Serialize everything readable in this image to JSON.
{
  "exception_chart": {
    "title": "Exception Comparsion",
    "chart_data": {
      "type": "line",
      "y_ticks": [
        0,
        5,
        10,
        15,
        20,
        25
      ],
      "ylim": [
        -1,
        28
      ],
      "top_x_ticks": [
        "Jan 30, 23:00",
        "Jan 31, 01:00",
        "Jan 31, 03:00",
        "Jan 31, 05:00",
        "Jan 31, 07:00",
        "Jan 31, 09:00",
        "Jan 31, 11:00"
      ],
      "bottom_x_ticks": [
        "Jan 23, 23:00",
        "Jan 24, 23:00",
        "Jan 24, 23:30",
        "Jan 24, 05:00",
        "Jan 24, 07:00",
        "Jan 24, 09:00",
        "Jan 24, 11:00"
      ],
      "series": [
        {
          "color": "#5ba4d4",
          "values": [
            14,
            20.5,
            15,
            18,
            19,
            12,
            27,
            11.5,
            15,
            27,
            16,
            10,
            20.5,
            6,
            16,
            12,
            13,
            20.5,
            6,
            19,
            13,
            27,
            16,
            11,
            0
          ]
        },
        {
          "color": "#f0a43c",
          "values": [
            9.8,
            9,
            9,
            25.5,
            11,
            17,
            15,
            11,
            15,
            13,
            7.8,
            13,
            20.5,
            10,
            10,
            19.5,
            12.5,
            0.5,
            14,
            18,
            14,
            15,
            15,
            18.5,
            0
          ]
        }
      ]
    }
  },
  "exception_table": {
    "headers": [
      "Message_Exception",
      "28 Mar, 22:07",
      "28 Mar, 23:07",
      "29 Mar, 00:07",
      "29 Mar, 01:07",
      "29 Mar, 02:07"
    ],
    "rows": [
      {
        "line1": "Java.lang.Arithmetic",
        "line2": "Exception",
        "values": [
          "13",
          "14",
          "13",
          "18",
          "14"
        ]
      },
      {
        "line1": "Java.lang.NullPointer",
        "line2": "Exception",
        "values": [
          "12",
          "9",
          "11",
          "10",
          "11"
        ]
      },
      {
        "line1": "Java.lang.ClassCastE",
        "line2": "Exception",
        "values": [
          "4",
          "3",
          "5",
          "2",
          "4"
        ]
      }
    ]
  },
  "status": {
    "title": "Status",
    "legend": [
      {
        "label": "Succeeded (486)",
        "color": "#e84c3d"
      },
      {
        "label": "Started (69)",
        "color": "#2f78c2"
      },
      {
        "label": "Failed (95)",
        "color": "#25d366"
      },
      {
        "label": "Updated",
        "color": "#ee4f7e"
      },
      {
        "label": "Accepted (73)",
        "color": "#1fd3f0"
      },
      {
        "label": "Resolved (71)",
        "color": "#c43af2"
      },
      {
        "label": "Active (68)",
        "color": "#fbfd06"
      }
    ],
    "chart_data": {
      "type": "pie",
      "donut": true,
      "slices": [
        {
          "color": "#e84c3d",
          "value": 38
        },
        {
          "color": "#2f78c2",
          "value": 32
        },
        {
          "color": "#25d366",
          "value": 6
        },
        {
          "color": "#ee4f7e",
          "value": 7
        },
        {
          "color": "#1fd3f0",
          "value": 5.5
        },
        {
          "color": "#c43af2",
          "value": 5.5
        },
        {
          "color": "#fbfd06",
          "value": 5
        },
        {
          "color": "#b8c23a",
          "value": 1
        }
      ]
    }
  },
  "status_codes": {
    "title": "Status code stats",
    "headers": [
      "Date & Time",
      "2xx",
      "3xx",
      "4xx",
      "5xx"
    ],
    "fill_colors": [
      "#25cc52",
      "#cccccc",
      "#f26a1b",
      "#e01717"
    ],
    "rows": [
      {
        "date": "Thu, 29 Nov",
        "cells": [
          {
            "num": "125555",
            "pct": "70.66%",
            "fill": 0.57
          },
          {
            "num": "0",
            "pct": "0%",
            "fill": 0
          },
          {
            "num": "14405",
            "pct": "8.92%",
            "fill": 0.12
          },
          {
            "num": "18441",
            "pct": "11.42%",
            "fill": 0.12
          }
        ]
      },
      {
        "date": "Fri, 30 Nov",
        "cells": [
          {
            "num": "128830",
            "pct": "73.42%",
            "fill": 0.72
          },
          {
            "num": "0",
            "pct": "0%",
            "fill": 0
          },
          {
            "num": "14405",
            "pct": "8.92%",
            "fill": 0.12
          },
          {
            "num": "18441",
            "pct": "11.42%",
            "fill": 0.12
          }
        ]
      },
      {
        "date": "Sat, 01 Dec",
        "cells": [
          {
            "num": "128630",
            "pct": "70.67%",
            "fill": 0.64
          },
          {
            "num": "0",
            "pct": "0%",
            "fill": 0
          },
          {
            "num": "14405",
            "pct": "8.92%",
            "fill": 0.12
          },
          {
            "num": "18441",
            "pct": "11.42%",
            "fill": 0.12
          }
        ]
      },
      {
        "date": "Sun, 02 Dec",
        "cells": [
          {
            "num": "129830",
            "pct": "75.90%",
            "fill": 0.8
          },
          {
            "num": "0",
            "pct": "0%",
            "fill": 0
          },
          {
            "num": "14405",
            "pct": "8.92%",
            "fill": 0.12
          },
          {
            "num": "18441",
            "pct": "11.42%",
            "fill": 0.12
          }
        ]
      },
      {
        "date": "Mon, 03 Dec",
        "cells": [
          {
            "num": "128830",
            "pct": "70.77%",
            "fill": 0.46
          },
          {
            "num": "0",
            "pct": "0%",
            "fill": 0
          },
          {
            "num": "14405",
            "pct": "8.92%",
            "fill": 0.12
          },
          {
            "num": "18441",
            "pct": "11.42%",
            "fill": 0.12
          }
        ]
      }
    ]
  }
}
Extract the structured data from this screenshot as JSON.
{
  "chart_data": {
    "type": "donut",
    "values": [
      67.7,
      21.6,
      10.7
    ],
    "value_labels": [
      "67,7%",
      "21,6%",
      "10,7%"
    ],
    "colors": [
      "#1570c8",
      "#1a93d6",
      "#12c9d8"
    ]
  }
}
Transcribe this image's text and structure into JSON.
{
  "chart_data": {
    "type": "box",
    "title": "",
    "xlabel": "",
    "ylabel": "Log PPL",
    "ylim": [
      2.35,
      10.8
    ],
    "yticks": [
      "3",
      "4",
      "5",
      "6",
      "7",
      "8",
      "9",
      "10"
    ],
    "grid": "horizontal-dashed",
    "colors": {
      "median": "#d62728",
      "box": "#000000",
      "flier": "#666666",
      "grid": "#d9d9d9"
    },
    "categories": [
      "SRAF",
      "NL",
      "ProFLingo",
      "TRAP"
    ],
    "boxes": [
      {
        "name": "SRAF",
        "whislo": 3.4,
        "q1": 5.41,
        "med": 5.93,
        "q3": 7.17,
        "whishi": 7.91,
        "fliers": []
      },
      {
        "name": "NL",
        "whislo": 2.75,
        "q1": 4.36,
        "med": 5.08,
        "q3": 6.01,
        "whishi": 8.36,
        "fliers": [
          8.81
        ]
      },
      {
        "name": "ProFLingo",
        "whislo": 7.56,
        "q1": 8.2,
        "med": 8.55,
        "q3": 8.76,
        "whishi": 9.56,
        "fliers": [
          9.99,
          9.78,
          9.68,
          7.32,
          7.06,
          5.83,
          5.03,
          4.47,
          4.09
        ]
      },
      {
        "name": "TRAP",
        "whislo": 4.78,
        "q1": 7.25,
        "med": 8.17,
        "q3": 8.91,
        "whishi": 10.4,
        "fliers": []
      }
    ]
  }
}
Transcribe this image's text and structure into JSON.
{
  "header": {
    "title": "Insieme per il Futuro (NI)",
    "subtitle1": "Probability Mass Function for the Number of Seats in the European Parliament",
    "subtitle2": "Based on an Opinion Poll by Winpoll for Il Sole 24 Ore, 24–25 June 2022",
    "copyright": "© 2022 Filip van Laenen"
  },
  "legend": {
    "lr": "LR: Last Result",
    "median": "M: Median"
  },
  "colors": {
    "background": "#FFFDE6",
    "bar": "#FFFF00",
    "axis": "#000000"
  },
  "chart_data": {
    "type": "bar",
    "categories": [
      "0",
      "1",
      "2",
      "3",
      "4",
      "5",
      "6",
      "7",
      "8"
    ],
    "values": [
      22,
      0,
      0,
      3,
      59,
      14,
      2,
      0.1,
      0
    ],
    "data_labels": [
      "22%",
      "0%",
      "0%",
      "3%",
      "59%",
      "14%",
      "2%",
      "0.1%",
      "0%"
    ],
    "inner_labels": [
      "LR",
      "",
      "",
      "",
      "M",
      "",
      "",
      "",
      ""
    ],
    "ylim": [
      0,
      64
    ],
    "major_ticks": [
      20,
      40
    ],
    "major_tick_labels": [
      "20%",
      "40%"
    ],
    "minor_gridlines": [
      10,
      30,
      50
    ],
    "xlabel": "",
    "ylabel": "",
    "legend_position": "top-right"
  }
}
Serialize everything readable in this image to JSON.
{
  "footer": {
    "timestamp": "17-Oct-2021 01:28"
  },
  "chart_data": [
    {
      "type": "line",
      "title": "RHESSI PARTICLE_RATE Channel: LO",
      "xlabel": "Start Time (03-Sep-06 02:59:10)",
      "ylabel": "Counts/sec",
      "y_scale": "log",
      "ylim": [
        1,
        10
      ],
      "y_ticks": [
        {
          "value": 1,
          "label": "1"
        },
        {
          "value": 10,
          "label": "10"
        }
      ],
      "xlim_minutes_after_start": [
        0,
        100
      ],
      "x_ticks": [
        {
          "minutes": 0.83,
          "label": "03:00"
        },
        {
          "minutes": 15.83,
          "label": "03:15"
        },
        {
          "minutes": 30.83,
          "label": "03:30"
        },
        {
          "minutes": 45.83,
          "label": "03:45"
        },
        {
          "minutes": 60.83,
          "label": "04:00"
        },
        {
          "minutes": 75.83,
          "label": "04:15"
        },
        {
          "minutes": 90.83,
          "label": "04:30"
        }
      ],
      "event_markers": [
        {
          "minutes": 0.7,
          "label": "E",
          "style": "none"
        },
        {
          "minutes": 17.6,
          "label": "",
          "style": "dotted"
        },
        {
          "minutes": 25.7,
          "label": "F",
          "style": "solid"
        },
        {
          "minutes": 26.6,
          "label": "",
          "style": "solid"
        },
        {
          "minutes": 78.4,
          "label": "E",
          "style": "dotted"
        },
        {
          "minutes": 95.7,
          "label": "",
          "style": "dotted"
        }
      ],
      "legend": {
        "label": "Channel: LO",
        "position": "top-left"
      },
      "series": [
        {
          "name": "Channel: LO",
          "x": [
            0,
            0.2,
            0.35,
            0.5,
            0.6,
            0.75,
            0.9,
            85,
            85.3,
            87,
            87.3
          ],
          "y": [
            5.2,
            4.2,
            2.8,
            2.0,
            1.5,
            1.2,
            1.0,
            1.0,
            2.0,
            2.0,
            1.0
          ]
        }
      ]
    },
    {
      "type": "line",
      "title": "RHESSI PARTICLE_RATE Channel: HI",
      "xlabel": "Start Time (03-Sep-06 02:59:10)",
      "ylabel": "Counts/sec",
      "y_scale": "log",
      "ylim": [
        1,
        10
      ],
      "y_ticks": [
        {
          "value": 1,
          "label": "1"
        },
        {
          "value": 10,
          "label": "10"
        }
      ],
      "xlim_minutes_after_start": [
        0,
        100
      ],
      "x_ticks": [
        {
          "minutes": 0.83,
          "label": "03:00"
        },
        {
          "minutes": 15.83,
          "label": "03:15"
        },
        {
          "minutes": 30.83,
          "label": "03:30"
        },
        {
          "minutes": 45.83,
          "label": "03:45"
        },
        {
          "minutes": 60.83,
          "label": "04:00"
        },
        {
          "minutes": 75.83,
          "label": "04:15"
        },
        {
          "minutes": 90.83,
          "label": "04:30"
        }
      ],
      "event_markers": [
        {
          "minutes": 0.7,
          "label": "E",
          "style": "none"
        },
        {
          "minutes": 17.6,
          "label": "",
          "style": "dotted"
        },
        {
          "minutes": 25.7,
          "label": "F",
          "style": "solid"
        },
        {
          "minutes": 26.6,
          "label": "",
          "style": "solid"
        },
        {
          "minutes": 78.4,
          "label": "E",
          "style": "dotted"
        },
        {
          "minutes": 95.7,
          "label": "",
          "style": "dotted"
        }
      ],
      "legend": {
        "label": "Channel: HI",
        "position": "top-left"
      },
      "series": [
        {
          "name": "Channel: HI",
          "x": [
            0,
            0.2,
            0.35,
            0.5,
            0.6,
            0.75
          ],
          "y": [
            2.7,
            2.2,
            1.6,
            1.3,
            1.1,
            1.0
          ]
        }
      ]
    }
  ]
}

▶ _The task_: Copy every line above that holds the word "whishi".

▶ _Expected answer_:
        "whishi": 7.91,
        "whishi": 8.36,
        "whishi": 9.56,
        "whishi": 10.4,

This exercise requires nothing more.